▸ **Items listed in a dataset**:
<<<<

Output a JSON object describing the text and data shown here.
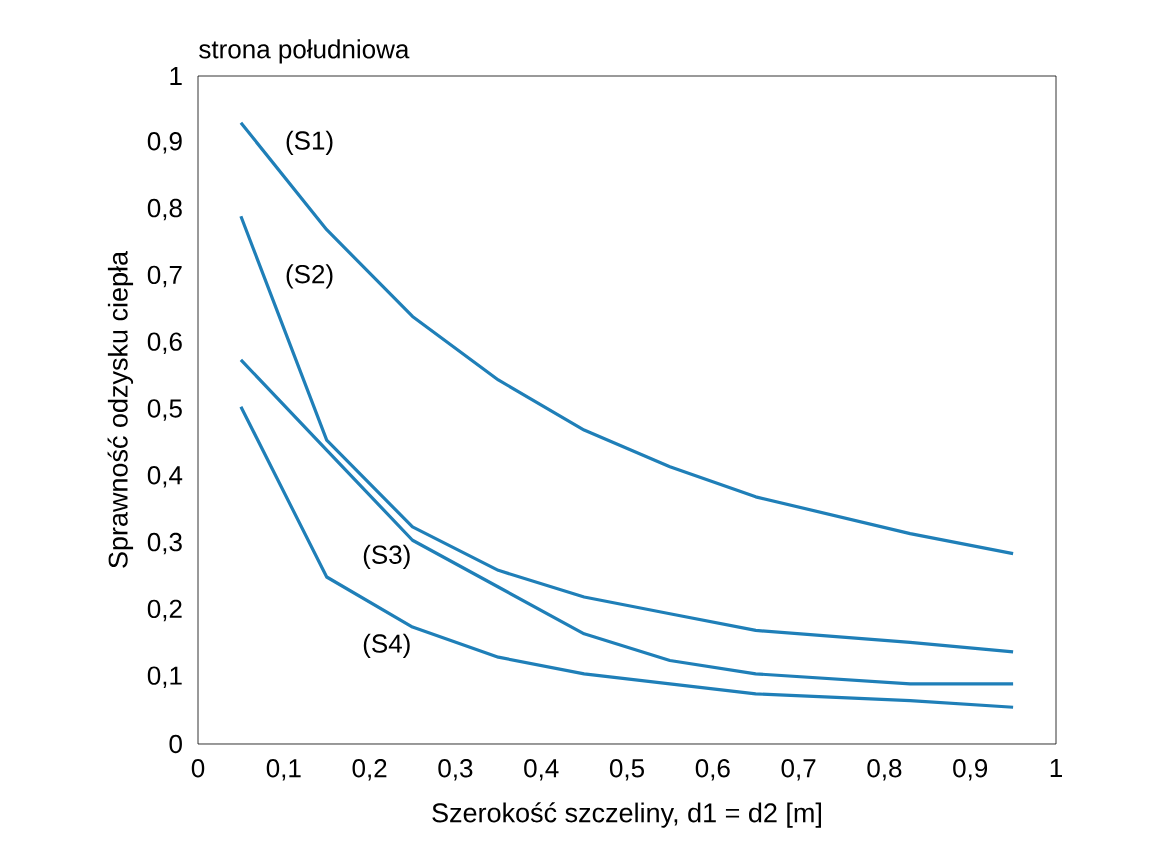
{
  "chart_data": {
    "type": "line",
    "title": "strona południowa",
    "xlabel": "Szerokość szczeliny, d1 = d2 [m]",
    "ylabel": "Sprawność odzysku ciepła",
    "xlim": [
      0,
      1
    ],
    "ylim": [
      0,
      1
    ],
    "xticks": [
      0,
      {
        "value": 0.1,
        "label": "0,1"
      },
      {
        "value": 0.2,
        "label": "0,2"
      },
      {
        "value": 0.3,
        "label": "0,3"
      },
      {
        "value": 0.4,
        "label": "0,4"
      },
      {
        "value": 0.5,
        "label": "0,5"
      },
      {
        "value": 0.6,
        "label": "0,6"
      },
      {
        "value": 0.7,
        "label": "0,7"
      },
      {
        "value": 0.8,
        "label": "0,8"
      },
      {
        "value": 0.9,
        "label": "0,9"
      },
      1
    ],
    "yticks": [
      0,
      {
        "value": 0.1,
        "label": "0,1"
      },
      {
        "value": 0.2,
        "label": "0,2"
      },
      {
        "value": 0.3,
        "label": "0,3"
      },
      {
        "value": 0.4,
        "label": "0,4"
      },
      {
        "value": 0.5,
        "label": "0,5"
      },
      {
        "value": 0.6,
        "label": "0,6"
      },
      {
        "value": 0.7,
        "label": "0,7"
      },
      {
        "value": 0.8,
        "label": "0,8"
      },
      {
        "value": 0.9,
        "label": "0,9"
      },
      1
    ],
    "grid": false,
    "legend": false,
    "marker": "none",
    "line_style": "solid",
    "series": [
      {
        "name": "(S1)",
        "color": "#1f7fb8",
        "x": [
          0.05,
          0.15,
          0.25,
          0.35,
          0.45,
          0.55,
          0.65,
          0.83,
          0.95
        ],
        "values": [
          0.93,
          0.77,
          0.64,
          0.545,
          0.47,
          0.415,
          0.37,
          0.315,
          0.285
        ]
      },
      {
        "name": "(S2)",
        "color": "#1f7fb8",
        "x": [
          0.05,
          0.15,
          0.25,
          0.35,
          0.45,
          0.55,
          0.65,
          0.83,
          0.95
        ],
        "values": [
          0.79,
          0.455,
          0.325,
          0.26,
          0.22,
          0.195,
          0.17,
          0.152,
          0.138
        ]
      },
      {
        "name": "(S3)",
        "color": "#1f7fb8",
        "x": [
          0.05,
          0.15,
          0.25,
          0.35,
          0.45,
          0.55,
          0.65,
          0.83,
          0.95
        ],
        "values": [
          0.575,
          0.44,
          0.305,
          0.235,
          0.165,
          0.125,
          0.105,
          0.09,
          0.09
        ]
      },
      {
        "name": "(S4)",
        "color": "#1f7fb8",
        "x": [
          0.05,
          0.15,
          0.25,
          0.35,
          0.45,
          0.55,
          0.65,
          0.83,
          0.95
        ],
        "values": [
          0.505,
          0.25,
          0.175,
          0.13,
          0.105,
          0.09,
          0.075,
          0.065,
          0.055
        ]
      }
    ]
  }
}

>>>>

▸ **TO DO**: Every entry above should be duplicated exactly. Do not include the images.

▸ **FINISHED TASK**:
Output a JSON object describing the text and data shown here.
{
  "chart_data": {
    "type": "line",
    "title": "strona południowa",
    "xlabel": "Szerokość szczeliny, d1 = d2 [m]",
    "ylabel": "Sprawność odzysku ciepła",
    "xlim": [
      0,
      1
    ],
    "ylim": [
      0,
      1
    ],
    "xticks": [
      0,
      {
        "value": 0.1,
        "label": "0,1"
      },
      {
        "value": 0.2,
        "label": "0,2"
      },
      {
        "value": 0.3,
        "label": "0,3"
      },
      {
        "value": 0.4,
        "label": "0,4"
      },
      {
        "value": 0.5,
        "label": "0,5"
      },
      {
        "value": 0.6,
        "label": "0,6"
      },
      {
        "value": 0.7,
        "label": "0,7"
      },
      {
        "value": 0.8,
        "label": "0,8"
      },
      {
        "value": 0.9,
        "label": "0,9"
      },
      1
    ],
    "yticks": [
      0,
      {
        "value": 0.1,
        "label": "0,1"
      },
      {
        "value": 0.2,
        "label": "0,2"
      },
      {
        "value": 0.3,
        "label": "0,3"
      },
      {
        "value": 0.4,
        "label": "0,4"
      },
      {
        "value": 0.5,
        "label": "0,5"
      },
      {
        "value": 0.6,
        "label": "0,6"
      },
      {
        "value": 0.7,
        "label": "0,7"
      },
      {
        "value": 0.8,
        "label": "0,8"
      },
      {
        "value": 0.9,
        "label": "0,9"
      },
      1
    ],
    "grid": false,
    "legend": false,
    "marker": "none",
    "line_style": "solid",
    "series": [
      {
        "name": "(S1)",
        "color": "#1f7fb8",
        "x": [
          0.05,
          0.15,
          0.25,
          0.35,
          0.45,
          0.55,
          0.65,
          0.83,
          0.95
        ],
        "values": [
          0.93,
          0.77,
          0.64,
          0.545,
          0.47,
          0.415,
          0.37,
          0.315,
          0.285
        ]
      },
      {
        "name": "(S2)",
        "color": "#1f7fb8",
        "x": [
          0.05,
          0.15,
          0.25,
          0.35,
          0.45,
          0.55,
          0.65,
          0.83,
          0.95
        ],
        "values": [
          0.79,
          0.455,
          0.325,
          0.26,
          0.22,
          0.195,
          0.17,
          0.152,
          0.138
        ]
      },
      {
        "name": "(S3)",
        "color": "#1f7fb8",
        "x": [
          0.05,
          0.15,
          0.25,
          0.35,
          0.45,
          0.55,
          0.65,
          0.83,
          0.95
        ],
        "values": [
          0.575,
          0.44,
          0.305,
          0.235,
          0.165,
          0.125,
          0.105,
          0.09,
          0.09
        ]
      },
      {
        "name": "(S4)",
        "color": "#1f7fb8",
        "x": [
          0.05,
          0.15,
          0.25,
          0.35,
          0.45,
          0.55,
          0.65,
          0.83,
          0.95
        ],
        "values": [
          0.505,
          0.25,
          0.175,
          0.13,
          0.105,
          0.09,
          0.075,
          0.065,
          0.055
        ]
      }
    ]
  }
}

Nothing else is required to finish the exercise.